** Begin QUOTED PASSAGE **

Tutorial 2: A Lot of Weather Makes Climate - Exploring the ERA5 Reanalysis
Contents
Tutorial 2: A Lot of Weather Makes Climate - Exploring the ERA5 Reanalysis#
Week 1, Day 2, Ocean-Atmosphere Reanalysis
Content creators: Momme Hell
Content reviewers: Katrina Dobson, Danika Gupta, Maria Gonzalez, Will Gregory, Nahid Hasan, Sherry Mi, Beatriz Cosenza Muralles, Jenna Pearson, Chi Zhang, Ohad Zivan
Content editors: Jenna Pearson, Chi Zhang, Ohad Zivan
Production editors: Wesley Banfield, Jenna Pearson, Chi Zhang, Ohad Zivan
Our 2023 Sponsors: NASA TOPS and Google DeepMind
Tutorial Objectives#
In the previous tutorial, we learned about ENSO, which is a specific atmosphere-ocean dynamical phenomena. You will now examine the atmosphere and the ocean systems more generally.
In this tutorial, you will learn to work with reanalysis data. These data combine observations and models of the Earth system, and are a critical tool for weather and climate science. You will first utilize two methods to access a specific reanalysis dataset (ECMWF’s ERA5; through PO.DAAC and through the web Copernicus API). You will then select and mask a region of interest, investigating how important climate variables change on medium length timescales (hours to months) within this region.
By the end of this tutorial, you will be able to:
Access and select reanalysis data of cliamtically-important variables
Plot maps to explore changes on various time scales.
Compute and compare timeseries of different variables from reanalysis data.
Setup#
# installations ( uncomment and run this cell ONLY when using google colab or kaggle )
# !pip install pythia_datasets
# !pip install cartopy
# !pip install geoviews
# !pip install boto3 --quiet
# !pip install intake
# imports
from intake import open_catalog
import matplotlib.pyplot as plt
import matplotlib
import xarray as xr
import fsspec
import numpy as np
import boto3
import botocore
import datetime
import numpy as np
import os
import pooch
import tempfile
import geoviews as gv
import holoviews
from geoviews import Dataset as gvDataset
import geoviews.feature as gf
from geoviews import Image as gvImage
from cartopy import crs as ccrs
from cartopy import feature as cfeature
# import warnings
# # Suppress warnings issued by Cartopy when downloading data files
# warnings.filterwarnings('ignore')
Figure Settings#
# @title Figure Settings
import ipywidgets as widgets # interactive display
%config InlineBackend.figure_format = 'retina'
plt.style.use(
"https://raw.githubusercontent.com/ClimateMatchAcademy/course-content/main/cma.mplstyle"
)

** End QUOTED PASSAGE **
** Begin DATA FOR THIS EXERCISE **

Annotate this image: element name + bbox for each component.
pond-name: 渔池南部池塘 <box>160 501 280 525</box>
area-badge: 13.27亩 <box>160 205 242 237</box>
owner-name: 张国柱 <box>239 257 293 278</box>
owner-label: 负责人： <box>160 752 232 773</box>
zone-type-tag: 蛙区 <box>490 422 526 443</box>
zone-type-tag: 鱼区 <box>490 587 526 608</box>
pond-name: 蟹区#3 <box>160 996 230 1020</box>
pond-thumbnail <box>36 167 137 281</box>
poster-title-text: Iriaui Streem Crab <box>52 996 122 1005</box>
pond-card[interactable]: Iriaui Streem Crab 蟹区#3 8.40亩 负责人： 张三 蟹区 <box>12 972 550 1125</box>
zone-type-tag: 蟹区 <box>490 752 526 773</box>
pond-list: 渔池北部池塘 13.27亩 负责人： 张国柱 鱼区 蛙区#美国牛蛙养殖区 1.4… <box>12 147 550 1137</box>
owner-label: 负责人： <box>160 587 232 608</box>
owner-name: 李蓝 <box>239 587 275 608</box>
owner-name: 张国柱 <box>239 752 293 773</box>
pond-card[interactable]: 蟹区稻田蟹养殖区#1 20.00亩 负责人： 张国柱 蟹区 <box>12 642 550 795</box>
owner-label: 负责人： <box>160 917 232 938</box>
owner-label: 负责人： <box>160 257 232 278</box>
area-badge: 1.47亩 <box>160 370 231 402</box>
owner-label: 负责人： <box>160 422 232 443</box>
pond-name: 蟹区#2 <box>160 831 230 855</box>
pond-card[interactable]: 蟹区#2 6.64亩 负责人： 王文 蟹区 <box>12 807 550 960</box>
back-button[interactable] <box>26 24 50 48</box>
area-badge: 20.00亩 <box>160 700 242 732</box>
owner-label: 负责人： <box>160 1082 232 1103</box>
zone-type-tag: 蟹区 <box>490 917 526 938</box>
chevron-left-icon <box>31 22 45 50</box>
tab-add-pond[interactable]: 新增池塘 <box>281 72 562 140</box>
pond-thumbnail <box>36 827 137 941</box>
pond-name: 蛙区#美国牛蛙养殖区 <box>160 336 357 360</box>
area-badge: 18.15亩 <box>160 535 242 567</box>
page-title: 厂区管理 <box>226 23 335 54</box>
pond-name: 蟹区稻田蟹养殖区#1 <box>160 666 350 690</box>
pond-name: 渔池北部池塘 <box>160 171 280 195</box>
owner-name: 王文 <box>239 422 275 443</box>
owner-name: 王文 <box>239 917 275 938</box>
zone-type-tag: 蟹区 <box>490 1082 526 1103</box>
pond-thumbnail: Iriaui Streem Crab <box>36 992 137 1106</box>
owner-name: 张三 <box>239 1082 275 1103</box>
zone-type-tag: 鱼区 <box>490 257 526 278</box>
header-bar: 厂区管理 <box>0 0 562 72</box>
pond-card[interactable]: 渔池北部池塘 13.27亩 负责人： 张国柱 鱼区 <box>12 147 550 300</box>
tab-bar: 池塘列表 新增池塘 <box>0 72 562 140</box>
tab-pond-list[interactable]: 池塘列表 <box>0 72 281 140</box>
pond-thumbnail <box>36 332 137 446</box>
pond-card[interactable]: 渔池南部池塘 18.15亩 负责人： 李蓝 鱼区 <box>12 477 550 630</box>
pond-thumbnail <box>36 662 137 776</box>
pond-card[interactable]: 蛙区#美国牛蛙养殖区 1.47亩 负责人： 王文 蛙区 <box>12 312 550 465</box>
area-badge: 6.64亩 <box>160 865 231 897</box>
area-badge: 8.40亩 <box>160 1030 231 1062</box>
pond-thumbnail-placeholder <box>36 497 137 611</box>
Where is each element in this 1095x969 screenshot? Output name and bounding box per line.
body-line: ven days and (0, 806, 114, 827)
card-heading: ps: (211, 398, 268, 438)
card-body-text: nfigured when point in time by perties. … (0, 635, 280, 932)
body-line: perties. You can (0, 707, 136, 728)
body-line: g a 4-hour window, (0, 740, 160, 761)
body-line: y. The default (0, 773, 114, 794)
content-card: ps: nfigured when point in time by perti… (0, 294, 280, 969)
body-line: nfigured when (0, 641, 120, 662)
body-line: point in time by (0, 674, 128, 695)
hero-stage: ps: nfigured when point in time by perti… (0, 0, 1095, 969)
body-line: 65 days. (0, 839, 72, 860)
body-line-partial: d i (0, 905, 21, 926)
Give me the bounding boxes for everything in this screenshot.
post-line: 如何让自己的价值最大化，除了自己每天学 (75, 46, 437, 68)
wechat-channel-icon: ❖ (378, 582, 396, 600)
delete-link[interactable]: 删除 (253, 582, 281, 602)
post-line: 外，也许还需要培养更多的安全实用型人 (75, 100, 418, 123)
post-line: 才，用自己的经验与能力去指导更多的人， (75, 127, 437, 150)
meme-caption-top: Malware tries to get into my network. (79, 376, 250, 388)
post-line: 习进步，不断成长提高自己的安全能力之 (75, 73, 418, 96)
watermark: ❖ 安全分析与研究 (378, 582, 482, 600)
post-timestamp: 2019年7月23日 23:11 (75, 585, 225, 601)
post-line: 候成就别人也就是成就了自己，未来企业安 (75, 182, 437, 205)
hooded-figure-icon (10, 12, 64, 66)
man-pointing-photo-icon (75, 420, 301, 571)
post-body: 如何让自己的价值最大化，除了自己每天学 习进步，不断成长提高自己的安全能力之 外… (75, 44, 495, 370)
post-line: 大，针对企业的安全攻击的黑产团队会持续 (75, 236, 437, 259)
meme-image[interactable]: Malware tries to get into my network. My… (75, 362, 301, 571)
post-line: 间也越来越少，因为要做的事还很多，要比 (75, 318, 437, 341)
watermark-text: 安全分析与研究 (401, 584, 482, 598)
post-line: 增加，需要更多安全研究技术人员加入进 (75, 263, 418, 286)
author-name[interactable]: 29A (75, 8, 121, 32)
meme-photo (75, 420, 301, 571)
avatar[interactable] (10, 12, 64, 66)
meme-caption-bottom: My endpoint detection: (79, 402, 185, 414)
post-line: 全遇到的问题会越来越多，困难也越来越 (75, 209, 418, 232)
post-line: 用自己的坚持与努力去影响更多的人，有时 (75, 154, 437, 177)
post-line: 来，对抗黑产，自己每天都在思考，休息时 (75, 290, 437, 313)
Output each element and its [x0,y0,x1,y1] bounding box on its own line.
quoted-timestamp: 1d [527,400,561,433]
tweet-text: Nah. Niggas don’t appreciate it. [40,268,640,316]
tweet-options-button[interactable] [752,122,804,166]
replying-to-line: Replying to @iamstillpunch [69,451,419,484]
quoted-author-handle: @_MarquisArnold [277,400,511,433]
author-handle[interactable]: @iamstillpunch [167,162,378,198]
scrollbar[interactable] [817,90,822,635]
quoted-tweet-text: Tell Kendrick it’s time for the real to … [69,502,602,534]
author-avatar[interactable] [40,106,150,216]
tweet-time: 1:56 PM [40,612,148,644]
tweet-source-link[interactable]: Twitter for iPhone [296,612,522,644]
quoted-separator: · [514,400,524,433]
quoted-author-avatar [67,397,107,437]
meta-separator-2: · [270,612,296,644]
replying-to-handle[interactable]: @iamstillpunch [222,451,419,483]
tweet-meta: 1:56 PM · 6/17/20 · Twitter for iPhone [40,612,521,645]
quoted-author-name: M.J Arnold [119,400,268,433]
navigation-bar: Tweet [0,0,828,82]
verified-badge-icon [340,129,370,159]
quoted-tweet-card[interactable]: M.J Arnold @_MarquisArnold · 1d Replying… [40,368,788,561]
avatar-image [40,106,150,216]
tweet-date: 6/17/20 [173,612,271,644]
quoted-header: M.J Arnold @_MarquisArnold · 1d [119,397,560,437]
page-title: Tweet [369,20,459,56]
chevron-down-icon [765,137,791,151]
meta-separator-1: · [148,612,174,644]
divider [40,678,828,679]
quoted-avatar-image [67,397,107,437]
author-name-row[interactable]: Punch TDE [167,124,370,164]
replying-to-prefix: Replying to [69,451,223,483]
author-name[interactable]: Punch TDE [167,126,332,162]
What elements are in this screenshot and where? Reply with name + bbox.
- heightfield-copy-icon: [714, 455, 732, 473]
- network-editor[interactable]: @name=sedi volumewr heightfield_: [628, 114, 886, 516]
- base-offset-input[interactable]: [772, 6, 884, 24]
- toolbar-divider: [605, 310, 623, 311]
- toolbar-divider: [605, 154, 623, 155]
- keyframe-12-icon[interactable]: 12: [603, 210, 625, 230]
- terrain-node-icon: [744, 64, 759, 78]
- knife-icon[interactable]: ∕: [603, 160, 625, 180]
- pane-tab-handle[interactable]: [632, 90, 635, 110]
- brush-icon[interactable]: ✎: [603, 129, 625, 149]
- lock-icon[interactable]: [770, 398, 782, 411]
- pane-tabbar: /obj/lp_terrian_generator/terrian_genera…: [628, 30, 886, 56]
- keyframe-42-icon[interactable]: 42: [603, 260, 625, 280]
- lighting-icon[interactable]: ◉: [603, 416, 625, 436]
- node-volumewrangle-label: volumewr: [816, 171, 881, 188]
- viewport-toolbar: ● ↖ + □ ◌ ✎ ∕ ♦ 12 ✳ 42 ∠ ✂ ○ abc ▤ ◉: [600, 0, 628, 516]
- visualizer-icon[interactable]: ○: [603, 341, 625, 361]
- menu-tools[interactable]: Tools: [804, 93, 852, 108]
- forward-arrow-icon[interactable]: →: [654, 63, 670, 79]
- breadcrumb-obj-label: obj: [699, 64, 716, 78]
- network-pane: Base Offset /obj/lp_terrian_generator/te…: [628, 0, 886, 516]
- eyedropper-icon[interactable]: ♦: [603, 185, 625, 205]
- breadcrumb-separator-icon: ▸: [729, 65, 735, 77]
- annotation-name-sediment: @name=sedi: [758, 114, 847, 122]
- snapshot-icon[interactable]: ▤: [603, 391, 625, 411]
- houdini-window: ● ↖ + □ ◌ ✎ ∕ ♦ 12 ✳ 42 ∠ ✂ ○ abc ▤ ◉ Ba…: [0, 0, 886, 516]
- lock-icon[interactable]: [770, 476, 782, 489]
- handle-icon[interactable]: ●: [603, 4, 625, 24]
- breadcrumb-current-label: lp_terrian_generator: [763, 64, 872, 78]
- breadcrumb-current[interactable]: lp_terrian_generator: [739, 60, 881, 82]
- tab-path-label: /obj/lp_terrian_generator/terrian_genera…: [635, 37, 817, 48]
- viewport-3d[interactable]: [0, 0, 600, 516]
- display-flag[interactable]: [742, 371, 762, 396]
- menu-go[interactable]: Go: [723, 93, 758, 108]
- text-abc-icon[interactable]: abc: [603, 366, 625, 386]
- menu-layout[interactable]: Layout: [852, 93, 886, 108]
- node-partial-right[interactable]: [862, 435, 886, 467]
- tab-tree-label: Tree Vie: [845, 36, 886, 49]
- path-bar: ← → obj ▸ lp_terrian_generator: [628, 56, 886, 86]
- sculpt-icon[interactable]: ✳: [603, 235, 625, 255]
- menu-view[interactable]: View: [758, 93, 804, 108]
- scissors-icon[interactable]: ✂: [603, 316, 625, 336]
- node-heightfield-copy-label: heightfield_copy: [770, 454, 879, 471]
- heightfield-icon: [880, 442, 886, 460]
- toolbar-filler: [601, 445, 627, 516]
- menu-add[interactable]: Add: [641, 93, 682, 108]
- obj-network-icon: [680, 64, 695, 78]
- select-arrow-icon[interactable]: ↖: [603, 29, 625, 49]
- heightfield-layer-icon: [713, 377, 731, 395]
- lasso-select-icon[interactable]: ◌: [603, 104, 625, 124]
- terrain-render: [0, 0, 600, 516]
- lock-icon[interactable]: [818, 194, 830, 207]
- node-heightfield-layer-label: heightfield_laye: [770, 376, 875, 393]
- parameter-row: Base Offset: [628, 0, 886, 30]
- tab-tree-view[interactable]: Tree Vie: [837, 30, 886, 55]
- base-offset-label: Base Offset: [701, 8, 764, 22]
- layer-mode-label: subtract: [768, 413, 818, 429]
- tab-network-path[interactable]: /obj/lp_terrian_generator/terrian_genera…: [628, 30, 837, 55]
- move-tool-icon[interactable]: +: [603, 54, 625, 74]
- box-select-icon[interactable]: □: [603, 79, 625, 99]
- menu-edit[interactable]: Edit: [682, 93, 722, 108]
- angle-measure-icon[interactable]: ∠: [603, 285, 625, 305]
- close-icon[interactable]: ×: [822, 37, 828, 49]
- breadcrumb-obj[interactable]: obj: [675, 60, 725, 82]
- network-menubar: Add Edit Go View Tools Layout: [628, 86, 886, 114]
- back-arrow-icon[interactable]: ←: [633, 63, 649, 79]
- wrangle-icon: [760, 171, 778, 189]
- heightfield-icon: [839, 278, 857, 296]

** End DATA FOR THIS EXERCISE **

#### [EXERCISE SET]
1. From the ERA5 reanalysis tutorial, extract the passage that begins at the words "By the end of" and ends after the words "or kaggle )".
2. Copy the records word for word, starting at their first line and stopping after the line that contains "owner-label: 负责人： <box>160 422 232 443</box>", with both of those lines included.

#### [RESPONSES TO THE EXERCISE]
1.
By the end of this tutorial, you will be able to:
Access and select reanalysis data of cliamtically-important variables
Plot maps to explore changes on various time scales.
Compute and compare timeseries of different variables from reanalysis data.
Setup#
# installations ( uncomment and run this cell ONLY when using google colab or kaggle )

2.
Annotate this image: element name + bbox for each component.
pond-name: 渔池南部池塘 <box>160 501 280 525</box>
area-badge: 13.27亩 <box>160 205 242 237</box>
owner-name: 张国柱 <box>239 257 293 278</box>
owner-label: 负责人： <box>160 752 232 773</box>
zone-type-tag: 蛙区 <box>490 422 526 443</box>
zone-type-tag: 鱼区 <box>490 587 526 608</box>
pond-name: 蟹区#3 <box>160 996 230 1020</box>
pond-thumbnail <box>36 167 137 281</box>
poster-title-text: Iriaui Streem Crab <box>52 996 122 1005</box>
pond-card[interactable]: Iriaui Streem Crab 蟹区#3 8.40亩 负责人： 张三 蟹区 <box>12 972 550 1125</box>
zone-type-tag: 蟹区 <box>490 752 526 773</box>
pond-list: 渔池北部池塘 13.27亩 负责人： 张国柱 鱼区 蛙区#美国牛蛙养殖区 1.4… <box>12 147 550 1137</box>
owner-label: 负责人： <box>160 587 232 608</box>
owner-name: 李蓝 <box>239 587 275 608</box>
owner-name: 张国柱 <box>239 752 293 773</box>
pond-card[interactable]: 蟹区稻田蟹养殖区#1 20.00亩 负责人： 张国柱 蟹区 <box>12 642 550 795</box>
owner-label: 负责人： <box>160 917 232 938</box>
owner-label: 负责人： <box>160 257 232 278</box>
area-badge: 1.47亩 <box>160 370 231 402</box>
owner-label: 负责人： <box>160 422 232 443</box>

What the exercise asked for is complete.